◆ The request ◆
In the material below, the lines containing the word "name" are required; copy each of them.

::: Material :::

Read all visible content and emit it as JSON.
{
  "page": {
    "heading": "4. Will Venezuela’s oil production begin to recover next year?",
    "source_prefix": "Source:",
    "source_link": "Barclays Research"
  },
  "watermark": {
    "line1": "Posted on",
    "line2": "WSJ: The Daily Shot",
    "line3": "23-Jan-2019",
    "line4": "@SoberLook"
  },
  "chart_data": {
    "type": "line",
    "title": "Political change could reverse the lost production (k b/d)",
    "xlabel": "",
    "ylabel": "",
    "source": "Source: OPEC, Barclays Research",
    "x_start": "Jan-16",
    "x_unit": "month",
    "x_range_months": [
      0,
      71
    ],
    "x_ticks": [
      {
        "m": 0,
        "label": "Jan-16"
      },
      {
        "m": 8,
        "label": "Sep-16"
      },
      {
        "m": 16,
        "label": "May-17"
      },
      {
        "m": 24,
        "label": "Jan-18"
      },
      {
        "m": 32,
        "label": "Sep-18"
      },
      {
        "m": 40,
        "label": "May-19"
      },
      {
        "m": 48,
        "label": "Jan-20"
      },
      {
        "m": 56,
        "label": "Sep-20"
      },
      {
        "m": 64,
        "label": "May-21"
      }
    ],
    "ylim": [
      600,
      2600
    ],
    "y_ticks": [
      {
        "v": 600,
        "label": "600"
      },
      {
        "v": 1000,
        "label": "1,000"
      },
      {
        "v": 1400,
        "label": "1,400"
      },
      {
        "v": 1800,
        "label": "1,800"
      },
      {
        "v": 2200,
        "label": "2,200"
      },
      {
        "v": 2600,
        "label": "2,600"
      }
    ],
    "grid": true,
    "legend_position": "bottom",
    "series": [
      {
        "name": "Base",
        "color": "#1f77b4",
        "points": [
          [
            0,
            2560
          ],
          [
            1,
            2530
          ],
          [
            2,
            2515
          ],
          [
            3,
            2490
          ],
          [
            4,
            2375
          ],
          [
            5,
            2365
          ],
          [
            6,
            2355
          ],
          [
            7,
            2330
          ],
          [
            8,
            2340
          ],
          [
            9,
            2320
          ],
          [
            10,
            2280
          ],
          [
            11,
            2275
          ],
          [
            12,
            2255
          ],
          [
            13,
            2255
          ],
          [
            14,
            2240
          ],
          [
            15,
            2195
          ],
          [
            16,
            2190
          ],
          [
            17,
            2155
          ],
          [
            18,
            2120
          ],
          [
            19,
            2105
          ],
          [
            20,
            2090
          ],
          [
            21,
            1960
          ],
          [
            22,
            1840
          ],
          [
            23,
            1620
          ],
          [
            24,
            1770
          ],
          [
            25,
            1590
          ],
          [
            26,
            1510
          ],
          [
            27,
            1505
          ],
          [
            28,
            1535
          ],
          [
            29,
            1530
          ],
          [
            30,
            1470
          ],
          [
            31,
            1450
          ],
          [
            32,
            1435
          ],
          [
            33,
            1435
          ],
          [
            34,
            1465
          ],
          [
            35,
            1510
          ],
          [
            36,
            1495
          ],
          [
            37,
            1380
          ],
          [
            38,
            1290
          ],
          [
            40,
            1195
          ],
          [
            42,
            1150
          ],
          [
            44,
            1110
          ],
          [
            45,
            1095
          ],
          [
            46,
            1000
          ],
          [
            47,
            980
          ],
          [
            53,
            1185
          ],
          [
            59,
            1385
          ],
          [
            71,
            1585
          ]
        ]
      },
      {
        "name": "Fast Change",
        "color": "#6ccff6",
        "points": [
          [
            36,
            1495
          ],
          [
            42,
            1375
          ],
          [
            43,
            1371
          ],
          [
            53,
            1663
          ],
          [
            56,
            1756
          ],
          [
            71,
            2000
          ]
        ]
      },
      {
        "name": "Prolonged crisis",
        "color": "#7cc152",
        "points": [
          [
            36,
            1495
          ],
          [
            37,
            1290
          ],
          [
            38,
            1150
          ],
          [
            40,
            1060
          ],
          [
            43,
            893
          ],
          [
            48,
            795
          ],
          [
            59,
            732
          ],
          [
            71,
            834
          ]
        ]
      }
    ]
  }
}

:::

◆ Response ◆
        "name": "Base",
        "name": "Fast Change",
        "name": "Prolonged crisis",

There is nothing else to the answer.